#### Required work
Answer with one number: how many lines have "text".

#### Material to process
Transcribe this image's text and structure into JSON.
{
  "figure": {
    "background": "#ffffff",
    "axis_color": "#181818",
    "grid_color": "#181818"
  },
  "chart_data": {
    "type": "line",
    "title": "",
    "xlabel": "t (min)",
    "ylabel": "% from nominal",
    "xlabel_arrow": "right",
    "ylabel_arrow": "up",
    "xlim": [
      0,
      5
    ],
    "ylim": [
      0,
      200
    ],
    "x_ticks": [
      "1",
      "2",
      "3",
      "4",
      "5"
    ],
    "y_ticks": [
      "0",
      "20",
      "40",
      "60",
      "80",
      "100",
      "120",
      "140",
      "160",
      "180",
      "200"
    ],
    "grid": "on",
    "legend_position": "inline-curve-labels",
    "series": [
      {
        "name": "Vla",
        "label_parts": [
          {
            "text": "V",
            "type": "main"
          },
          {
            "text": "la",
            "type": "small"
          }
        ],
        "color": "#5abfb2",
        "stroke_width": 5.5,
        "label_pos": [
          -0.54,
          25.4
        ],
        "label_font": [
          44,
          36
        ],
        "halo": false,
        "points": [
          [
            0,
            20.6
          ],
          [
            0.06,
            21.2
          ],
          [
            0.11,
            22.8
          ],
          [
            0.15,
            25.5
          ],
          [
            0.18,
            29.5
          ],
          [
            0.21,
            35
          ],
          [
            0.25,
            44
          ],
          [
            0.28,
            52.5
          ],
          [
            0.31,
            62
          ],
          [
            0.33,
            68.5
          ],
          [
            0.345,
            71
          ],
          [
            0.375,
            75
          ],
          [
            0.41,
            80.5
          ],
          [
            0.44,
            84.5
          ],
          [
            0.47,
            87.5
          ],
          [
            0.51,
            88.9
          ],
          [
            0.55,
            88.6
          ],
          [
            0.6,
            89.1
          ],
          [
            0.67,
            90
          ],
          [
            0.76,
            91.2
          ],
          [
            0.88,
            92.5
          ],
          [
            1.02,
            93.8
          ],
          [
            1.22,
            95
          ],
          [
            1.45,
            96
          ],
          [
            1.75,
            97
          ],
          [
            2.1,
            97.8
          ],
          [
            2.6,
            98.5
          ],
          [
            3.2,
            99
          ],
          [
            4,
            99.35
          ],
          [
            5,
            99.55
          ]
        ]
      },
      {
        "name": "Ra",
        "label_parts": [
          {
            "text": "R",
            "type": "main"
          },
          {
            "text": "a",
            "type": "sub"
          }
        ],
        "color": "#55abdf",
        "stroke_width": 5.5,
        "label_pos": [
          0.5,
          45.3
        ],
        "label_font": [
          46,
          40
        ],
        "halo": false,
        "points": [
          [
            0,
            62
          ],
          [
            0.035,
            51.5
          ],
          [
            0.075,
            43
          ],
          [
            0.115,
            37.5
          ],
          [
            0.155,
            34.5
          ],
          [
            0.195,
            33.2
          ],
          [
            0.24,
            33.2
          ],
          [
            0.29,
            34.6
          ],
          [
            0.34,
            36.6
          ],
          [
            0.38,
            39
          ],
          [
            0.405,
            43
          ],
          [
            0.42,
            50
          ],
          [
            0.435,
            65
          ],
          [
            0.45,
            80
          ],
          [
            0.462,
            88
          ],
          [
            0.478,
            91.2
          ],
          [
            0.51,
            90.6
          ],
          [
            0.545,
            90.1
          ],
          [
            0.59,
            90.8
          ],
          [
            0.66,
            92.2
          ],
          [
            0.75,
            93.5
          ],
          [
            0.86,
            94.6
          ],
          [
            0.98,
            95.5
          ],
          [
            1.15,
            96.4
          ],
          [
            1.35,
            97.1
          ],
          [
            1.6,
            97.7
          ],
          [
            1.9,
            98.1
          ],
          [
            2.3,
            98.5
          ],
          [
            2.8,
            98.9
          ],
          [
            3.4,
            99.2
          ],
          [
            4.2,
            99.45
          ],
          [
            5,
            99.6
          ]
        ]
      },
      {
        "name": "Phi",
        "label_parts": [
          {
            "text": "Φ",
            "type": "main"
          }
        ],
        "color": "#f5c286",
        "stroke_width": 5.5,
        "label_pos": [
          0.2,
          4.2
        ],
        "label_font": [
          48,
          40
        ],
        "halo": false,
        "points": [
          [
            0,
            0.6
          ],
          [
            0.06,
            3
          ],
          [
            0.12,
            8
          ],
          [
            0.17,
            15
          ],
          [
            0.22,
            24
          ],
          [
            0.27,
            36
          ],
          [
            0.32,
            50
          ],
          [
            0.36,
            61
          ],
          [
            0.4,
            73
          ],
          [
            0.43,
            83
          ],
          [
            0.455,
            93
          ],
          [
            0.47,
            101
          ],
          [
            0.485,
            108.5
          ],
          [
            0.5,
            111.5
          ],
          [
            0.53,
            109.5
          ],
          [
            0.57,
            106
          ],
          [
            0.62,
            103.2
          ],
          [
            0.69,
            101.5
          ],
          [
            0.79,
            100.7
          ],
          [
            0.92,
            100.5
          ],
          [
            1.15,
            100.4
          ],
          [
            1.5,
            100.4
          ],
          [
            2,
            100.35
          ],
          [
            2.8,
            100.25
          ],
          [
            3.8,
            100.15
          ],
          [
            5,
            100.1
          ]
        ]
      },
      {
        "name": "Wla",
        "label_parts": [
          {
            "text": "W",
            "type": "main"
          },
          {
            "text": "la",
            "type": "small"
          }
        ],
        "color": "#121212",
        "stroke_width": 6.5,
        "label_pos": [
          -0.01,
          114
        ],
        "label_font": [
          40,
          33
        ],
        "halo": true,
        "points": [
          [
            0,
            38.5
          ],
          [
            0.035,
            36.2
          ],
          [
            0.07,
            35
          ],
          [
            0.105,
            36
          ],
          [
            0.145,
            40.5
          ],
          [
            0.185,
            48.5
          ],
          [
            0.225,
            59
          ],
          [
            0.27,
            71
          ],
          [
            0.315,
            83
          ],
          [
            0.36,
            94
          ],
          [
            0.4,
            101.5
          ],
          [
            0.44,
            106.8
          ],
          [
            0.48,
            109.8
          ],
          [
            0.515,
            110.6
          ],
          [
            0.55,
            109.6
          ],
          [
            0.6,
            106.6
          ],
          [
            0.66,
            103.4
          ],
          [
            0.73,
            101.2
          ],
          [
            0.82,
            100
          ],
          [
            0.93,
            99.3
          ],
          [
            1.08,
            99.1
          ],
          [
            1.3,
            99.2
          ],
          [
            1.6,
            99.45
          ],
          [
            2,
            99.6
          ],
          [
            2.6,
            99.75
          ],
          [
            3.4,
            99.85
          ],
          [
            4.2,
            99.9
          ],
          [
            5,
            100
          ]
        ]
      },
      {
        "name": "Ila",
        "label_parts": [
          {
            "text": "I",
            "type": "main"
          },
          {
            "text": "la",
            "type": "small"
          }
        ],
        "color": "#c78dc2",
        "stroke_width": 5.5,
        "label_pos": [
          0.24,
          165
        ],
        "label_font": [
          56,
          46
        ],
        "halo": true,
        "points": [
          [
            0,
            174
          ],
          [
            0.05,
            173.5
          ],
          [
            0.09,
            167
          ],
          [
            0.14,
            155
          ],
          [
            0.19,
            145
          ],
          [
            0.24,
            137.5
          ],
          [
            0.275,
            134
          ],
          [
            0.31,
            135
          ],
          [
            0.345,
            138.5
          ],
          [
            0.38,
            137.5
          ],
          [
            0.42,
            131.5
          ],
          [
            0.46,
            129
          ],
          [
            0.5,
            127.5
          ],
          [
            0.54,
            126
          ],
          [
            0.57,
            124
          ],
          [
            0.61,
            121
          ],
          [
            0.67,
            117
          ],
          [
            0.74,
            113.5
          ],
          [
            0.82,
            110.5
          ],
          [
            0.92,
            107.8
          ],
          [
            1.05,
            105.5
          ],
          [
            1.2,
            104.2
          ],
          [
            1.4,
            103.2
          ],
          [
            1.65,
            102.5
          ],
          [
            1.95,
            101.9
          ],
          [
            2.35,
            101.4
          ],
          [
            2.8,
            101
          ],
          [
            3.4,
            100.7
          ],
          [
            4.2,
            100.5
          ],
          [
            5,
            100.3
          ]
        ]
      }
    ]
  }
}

#### The output
10